(Dataset excerpt)

· · · · · · ·

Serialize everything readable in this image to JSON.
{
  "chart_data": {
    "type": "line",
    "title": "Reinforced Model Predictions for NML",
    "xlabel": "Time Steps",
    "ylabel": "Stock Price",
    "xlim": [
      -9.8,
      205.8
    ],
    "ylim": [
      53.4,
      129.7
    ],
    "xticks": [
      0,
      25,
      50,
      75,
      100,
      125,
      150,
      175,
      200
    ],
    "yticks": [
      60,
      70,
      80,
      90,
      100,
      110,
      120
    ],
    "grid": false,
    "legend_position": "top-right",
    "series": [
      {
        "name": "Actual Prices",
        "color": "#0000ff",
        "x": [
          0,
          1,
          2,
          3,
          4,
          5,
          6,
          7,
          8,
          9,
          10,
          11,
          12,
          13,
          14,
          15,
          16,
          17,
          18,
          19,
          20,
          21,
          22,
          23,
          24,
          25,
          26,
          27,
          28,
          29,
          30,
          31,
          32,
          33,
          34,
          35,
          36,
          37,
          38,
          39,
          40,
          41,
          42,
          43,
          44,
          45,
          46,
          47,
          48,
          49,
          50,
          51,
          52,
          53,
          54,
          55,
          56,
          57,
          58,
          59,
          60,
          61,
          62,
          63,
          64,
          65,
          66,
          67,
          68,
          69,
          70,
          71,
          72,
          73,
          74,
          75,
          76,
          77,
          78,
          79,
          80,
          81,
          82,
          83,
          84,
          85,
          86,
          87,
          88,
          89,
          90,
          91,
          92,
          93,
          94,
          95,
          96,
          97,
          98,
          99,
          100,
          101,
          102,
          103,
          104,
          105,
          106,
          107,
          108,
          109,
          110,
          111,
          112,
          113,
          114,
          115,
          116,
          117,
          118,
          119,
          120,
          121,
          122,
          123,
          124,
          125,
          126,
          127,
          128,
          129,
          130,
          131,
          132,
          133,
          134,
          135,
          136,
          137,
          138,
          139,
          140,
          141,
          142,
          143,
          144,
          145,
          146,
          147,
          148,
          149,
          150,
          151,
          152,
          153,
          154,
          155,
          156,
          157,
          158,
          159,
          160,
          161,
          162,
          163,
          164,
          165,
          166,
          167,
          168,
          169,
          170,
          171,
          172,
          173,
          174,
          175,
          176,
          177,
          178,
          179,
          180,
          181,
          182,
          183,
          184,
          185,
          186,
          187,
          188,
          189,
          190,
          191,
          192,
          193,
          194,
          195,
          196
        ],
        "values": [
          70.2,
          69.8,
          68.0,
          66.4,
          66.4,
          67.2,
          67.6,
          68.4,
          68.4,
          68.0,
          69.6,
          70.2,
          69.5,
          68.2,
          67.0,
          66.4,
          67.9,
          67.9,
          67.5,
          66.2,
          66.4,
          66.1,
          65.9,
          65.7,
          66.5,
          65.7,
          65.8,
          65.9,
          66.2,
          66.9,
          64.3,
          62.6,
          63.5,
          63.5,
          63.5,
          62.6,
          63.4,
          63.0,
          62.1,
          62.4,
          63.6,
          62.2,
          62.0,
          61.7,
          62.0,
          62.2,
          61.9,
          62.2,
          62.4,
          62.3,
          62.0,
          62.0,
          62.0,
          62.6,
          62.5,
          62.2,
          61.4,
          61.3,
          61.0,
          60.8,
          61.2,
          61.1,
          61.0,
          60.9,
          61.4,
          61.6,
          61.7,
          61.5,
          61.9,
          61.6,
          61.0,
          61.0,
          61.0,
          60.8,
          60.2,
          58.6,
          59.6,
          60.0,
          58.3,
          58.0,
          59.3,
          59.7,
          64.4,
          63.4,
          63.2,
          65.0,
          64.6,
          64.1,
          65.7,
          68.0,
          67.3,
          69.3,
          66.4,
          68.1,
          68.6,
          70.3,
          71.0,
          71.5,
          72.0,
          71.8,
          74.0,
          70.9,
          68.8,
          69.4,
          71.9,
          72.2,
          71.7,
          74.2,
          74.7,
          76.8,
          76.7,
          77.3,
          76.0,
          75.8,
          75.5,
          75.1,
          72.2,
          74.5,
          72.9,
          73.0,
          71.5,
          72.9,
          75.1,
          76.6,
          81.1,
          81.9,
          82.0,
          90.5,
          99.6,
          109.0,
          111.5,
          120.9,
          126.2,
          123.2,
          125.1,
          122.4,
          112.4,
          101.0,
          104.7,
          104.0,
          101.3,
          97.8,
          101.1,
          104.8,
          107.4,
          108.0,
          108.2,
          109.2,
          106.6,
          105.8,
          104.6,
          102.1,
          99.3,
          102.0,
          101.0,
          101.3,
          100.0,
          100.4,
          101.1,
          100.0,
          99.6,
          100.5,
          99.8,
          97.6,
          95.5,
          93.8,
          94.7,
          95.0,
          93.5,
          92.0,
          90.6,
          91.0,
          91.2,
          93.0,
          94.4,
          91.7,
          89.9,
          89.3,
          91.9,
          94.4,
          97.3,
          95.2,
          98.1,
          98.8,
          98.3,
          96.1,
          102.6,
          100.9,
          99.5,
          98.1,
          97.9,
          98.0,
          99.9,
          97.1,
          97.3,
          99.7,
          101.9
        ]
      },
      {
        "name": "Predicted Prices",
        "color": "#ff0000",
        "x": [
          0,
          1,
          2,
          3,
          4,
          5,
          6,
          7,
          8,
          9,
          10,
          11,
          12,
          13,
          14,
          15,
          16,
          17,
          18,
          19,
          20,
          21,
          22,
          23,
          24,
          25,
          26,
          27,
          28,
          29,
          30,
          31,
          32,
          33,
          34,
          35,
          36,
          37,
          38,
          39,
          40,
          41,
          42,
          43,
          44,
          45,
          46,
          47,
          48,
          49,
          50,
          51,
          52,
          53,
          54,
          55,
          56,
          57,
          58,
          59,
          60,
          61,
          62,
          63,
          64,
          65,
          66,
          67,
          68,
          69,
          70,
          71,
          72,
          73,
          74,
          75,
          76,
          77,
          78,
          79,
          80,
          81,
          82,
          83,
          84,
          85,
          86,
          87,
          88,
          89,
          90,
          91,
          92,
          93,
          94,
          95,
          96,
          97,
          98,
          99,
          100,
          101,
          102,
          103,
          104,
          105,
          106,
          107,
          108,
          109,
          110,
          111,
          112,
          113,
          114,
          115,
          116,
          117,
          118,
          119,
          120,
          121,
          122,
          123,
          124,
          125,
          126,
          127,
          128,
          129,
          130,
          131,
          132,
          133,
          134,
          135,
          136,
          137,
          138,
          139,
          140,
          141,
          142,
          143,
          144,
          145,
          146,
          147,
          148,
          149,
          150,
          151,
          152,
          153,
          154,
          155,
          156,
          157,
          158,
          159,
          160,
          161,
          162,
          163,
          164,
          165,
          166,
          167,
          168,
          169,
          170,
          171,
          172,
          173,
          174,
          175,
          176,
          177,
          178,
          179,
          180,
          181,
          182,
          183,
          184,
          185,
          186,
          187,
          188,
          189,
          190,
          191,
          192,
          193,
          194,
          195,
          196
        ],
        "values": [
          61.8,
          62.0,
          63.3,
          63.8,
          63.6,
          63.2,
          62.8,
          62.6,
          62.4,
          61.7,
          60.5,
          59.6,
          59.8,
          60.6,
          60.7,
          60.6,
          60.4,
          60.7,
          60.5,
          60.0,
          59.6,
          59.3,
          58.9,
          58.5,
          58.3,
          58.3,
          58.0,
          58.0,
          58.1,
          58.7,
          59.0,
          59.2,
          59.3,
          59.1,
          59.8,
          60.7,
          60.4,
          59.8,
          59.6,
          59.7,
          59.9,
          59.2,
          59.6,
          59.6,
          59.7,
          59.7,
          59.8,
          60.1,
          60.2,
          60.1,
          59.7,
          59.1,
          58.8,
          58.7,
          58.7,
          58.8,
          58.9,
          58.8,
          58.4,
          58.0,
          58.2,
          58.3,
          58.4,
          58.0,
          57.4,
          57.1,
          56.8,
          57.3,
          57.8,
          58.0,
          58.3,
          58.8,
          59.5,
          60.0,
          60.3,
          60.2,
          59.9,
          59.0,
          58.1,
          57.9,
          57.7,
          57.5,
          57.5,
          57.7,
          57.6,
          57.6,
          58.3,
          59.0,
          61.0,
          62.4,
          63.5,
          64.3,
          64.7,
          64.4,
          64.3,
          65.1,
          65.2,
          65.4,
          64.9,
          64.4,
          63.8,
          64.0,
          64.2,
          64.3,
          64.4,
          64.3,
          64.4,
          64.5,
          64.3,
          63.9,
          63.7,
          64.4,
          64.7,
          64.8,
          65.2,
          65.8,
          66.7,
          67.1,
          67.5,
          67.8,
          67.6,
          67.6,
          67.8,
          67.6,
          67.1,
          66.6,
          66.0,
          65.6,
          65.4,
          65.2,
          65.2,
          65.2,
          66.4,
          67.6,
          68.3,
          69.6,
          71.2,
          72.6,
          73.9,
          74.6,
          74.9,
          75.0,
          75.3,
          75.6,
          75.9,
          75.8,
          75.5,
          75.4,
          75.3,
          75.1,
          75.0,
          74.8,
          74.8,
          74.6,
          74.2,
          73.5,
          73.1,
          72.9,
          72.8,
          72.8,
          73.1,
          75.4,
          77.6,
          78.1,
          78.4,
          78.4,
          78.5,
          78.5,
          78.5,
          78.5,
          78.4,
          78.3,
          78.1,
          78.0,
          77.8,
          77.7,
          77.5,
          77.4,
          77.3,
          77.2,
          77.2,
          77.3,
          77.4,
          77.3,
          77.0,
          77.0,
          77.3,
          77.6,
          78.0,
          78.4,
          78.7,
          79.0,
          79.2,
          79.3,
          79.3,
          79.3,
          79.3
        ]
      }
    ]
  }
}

· · · · · · ·

YOUR OBJECTIVE
Copy out each line of the listing that holds "name".

RESULT FOR THIS EXERCISE
        "name": "Actual Prices",
        "name": "Predicted Prices",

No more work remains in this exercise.